Quoted passage ::
:::

After several years of sparse output, Texas Hill Country agarita bushes are having a banner berry season.
The fruits of the most common species of barberry found in Texas are ubiquitous in parts of the Hill Country right now. Agarita berries look like small currants. The spiky-leafed bush forms thickets and its fragrant, yellow flowers are among the first blooms to appear each season, usually in February. Red berries follow in April and continue ripening into June.
Andrea DeLong-Amaya, director of horticulture at the Lady Bird Johnson Wildflower Center in Austin, explained that plants have good and bad years. She describes this year’s agarita berry crop as “gangbuster.”
“If they were hit with something last year, they’ll make up for it the following one if conditions are right,” she said.
Foraging expert Mark “Merriwether” Vorderbruggen agreed that favorable timing and weather conditions played a role in this year’s large agarita berry crop.
“The combo of drought followed by a fair amount of rain can trigger plants to produce excess fruit,” said Vorderbruggen, a chemist, author, and creator of the popular Foraging Texas website. “It’s a stress response, like, ‘I might be in ‘danger, so I better produce a lot.'”
Hill Country agarita fans have noticed the bounty of berries.
“The most I have seen in 13 years here!” Gerald T. Bohmfalk posted on the Mason County Community Facebook page. Lynn Sample reported that her agarita bushes on the north side of Fredericksburg were “loaded.”
“They’re everywhere,” said Ann Newman of San Antonio.
From the kitchen window of her family’s Vanderpool ranch house, Newman watched an oriole make multiple trips to an agarita bush to retrieve single berries to feed her clutch of four chicks. She said the contrast of the bright yellow-and-black bird holding the ruby red berries in her mouth was a striking sight and that over the course of her family’s several-day visit, the oriole “must have made a hundred trips” to the agarita bush.

:::

Information shown ::
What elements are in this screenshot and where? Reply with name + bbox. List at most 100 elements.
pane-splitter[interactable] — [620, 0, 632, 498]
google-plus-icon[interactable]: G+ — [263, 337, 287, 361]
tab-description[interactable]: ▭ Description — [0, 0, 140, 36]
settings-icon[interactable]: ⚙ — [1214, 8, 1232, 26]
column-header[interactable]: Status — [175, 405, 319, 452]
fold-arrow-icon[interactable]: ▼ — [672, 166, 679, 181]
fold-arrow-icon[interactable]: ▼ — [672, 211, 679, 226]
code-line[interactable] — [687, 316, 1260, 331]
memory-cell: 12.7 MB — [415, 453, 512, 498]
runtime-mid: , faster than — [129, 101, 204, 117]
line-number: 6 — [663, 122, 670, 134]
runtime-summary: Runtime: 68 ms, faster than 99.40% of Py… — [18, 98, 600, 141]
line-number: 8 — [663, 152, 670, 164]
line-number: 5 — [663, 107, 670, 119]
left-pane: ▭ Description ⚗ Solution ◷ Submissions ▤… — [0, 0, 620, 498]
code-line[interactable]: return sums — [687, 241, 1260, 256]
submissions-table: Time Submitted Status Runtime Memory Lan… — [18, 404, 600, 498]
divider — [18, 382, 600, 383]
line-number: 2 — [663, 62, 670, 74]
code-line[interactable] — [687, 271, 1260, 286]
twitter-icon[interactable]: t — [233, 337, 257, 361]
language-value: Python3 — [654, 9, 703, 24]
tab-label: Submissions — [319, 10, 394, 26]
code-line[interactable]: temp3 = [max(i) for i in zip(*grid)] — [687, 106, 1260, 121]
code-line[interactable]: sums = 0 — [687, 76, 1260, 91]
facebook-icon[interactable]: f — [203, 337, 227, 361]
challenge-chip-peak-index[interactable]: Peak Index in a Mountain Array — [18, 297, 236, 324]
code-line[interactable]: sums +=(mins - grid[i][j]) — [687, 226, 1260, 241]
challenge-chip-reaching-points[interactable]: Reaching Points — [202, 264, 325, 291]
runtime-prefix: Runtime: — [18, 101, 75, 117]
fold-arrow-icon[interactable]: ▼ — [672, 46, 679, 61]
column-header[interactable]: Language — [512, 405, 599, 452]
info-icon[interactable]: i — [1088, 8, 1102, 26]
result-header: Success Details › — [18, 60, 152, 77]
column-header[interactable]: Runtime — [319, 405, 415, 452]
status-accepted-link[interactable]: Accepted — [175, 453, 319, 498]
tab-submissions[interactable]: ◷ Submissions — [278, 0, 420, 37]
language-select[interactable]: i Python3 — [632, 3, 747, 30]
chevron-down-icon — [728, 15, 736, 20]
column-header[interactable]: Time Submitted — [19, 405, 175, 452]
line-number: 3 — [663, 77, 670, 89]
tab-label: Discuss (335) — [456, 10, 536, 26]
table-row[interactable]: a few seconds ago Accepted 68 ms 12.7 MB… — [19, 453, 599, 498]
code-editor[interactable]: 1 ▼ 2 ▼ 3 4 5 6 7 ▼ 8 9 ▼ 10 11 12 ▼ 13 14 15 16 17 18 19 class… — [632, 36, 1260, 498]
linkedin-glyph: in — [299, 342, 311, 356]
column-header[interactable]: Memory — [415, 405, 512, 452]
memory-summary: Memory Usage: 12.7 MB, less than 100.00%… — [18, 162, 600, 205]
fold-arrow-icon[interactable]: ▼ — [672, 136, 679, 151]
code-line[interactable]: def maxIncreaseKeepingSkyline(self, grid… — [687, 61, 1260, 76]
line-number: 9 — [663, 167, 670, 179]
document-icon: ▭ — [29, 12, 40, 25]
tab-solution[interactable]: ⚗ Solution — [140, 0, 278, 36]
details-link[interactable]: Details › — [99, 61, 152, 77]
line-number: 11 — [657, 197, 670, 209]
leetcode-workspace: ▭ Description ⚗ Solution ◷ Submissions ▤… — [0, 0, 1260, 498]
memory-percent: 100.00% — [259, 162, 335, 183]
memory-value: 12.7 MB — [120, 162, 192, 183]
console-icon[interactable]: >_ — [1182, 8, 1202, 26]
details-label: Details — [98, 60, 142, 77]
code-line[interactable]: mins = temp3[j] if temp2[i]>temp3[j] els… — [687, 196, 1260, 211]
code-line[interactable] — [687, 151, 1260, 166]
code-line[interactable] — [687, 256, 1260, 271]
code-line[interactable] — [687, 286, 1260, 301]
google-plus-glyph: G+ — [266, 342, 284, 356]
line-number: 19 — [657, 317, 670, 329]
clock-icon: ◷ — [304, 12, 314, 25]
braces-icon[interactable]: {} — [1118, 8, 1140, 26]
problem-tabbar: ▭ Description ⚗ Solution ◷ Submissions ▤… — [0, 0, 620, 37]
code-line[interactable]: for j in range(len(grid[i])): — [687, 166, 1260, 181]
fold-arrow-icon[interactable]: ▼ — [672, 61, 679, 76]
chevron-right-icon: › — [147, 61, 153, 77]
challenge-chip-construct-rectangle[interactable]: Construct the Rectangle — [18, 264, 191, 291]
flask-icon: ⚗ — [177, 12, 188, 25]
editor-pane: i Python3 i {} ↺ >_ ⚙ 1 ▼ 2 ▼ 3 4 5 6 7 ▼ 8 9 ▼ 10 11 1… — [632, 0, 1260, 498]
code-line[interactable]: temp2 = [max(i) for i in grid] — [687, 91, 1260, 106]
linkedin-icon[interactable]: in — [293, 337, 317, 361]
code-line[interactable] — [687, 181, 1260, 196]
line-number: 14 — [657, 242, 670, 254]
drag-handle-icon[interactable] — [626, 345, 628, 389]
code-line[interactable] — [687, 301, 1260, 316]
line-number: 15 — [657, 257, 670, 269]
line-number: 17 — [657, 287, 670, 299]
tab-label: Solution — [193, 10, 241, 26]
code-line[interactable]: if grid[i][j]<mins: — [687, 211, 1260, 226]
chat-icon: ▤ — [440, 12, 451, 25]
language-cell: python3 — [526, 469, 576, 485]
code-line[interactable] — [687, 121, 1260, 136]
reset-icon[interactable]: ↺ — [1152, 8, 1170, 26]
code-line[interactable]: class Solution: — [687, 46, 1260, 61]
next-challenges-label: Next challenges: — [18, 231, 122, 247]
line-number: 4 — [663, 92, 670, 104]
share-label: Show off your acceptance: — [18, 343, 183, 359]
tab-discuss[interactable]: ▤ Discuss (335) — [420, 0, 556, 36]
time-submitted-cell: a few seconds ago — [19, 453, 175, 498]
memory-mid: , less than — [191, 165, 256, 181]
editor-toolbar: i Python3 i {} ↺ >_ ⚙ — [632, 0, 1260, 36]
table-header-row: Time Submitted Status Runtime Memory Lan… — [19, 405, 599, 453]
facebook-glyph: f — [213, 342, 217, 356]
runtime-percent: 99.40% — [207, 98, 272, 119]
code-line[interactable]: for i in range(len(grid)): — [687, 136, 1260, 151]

:::

Exercise goal ::
Reproduce everything in the agarita berry article from "Foraging expert Mark" down to "agarita berry crop.", word for word.

Expected answer ::
Foraging expert Mark “Merriwether” Vorderbruggen agreed that favorable timing and weather conditions played a role in this year’s large agarita berry crop.